Stored data
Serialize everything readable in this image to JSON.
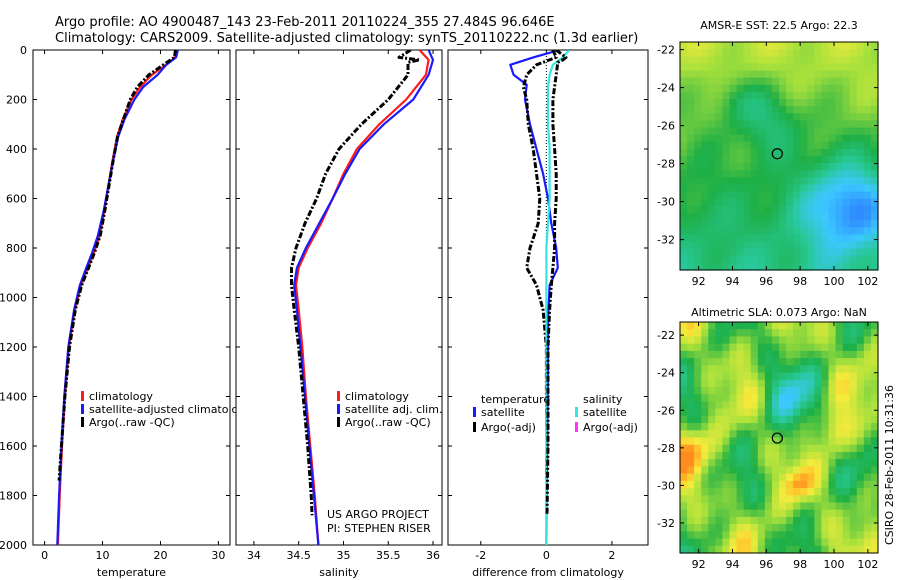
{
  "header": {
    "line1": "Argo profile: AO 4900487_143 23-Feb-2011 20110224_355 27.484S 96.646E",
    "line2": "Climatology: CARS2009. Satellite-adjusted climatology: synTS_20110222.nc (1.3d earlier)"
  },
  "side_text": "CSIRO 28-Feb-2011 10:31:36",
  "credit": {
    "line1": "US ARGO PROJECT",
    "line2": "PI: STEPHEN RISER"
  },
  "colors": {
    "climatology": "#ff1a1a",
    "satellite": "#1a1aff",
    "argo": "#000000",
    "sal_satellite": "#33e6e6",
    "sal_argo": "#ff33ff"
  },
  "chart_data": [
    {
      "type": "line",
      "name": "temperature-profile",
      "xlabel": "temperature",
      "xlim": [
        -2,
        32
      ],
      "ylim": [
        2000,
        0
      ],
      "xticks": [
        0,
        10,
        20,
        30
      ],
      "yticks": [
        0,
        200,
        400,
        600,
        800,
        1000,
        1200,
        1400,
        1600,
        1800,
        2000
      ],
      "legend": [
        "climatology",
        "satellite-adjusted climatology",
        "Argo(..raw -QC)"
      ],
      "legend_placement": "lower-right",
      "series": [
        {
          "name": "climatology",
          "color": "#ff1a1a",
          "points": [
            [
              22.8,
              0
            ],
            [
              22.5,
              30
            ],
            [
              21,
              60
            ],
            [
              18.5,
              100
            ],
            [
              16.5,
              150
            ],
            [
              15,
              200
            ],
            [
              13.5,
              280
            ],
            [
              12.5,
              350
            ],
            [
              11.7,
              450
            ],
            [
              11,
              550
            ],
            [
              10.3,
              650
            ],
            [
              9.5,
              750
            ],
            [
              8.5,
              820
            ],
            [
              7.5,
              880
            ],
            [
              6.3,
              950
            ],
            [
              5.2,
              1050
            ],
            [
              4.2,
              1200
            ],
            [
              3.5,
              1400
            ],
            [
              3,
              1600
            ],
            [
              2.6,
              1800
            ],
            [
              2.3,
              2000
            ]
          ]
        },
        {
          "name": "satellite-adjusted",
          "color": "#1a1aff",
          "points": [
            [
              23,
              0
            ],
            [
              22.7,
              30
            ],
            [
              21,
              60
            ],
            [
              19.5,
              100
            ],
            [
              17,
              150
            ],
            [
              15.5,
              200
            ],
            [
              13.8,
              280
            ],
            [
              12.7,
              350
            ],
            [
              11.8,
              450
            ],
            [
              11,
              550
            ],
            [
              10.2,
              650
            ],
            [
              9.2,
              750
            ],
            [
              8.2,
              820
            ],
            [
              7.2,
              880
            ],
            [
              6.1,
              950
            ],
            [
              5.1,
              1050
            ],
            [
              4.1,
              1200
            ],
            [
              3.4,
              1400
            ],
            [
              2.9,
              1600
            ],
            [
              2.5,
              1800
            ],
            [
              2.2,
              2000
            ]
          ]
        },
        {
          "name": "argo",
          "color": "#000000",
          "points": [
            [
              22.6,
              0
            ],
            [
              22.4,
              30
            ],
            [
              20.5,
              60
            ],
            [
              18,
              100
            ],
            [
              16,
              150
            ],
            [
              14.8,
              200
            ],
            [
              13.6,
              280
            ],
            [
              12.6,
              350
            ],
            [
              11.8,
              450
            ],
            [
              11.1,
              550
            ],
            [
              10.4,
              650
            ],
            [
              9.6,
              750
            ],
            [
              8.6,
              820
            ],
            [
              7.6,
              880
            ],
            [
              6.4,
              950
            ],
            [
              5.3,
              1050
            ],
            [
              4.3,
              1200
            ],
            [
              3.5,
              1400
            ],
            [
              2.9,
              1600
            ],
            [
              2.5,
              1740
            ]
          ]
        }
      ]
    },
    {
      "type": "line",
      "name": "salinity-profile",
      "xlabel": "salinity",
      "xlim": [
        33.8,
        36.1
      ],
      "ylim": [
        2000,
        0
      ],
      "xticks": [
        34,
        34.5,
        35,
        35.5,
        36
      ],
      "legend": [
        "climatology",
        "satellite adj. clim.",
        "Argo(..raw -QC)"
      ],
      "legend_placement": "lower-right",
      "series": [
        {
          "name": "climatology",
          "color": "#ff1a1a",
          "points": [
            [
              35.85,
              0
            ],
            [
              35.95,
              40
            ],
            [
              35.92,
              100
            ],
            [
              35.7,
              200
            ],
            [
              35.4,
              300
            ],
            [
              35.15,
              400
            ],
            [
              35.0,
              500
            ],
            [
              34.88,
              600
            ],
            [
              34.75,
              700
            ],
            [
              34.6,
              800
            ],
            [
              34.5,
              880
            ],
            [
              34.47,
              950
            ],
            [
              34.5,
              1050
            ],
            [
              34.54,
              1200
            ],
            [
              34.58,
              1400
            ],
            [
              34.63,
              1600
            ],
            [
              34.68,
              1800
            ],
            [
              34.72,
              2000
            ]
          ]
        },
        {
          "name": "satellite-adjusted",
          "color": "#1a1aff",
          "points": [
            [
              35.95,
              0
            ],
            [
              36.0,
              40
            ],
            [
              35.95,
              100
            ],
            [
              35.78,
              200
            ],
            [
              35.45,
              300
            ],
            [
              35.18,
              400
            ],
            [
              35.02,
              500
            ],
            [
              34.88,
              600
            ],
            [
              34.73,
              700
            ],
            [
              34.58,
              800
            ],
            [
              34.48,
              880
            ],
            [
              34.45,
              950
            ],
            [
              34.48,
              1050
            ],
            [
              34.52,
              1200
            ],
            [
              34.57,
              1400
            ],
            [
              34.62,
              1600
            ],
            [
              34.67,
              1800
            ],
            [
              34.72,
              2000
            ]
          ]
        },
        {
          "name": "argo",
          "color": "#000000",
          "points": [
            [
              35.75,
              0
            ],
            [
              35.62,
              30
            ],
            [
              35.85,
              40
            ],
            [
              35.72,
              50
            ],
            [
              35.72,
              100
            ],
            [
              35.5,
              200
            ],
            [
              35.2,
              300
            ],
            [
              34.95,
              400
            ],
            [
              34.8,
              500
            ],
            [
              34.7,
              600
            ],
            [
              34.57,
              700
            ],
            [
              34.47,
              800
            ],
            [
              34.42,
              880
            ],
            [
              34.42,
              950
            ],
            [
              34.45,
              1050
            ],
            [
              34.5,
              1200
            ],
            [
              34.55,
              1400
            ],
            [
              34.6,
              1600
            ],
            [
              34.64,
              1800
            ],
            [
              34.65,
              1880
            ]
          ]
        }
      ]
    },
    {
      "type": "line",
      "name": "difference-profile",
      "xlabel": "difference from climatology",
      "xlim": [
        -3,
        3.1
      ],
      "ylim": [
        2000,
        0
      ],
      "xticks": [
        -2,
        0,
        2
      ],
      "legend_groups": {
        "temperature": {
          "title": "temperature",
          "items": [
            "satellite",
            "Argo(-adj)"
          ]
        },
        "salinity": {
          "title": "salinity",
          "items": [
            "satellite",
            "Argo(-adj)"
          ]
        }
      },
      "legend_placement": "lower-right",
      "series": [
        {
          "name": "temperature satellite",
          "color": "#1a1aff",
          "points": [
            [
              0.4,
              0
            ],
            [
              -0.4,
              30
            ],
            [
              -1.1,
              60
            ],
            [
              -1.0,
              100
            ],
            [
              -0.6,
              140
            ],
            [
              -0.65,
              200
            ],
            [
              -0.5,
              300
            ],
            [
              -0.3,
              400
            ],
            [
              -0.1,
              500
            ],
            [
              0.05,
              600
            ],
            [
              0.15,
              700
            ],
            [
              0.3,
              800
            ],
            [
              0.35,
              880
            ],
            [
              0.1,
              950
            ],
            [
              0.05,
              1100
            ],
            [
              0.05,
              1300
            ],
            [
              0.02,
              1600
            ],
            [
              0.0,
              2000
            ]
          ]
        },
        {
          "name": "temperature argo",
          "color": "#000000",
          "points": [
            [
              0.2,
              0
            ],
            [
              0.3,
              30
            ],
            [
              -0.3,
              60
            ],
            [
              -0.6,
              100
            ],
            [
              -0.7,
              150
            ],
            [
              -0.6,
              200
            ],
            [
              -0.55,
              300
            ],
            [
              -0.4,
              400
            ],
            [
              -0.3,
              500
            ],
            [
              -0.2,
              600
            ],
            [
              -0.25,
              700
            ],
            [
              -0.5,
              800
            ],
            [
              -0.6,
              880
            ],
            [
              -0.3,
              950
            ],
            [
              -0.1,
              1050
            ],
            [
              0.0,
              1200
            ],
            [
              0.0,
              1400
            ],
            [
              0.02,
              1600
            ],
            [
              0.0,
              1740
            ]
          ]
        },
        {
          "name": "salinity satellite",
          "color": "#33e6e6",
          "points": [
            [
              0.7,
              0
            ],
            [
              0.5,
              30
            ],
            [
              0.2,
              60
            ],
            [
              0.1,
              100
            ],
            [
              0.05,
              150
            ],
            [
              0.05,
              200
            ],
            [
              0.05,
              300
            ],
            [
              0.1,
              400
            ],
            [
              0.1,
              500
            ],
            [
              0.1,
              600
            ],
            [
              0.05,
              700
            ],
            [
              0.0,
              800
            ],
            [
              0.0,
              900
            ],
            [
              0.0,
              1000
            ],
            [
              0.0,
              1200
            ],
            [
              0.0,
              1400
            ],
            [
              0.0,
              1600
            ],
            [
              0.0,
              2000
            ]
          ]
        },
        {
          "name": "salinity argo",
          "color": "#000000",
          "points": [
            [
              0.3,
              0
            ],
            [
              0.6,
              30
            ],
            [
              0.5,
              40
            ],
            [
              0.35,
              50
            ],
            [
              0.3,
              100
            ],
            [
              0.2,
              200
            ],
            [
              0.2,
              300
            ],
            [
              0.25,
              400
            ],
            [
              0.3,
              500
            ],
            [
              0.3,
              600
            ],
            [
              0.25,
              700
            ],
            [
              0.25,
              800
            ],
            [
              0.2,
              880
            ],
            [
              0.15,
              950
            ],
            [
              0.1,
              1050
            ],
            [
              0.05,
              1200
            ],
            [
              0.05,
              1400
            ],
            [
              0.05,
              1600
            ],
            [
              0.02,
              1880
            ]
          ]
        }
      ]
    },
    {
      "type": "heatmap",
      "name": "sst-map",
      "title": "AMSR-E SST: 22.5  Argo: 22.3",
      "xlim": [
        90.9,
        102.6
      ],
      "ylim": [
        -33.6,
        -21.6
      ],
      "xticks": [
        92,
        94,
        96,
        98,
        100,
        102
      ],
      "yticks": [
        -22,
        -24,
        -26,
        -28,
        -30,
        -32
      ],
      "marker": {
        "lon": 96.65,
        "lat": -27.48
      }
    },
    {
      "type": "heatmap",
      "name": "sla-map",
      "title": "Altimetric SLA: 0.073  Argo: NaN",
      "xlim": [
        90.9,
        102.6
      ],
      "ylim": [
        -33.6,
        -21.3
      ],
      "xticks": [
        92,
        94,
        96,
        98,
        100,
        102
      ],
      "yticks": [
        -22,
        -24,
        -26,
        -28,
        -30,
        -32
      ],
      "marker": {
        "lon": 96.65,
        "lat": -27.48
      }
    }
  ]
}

What is needed:
Go through the listing above and locate each line that holds the word "salinity". Copy those lines.

Solution:
      "name": "salinity-profile",
      "xlabel": "salinity",
        "salinity": {
          "title": "salinity",
          "name": "salinity satellite",
          "name": "salinity argo",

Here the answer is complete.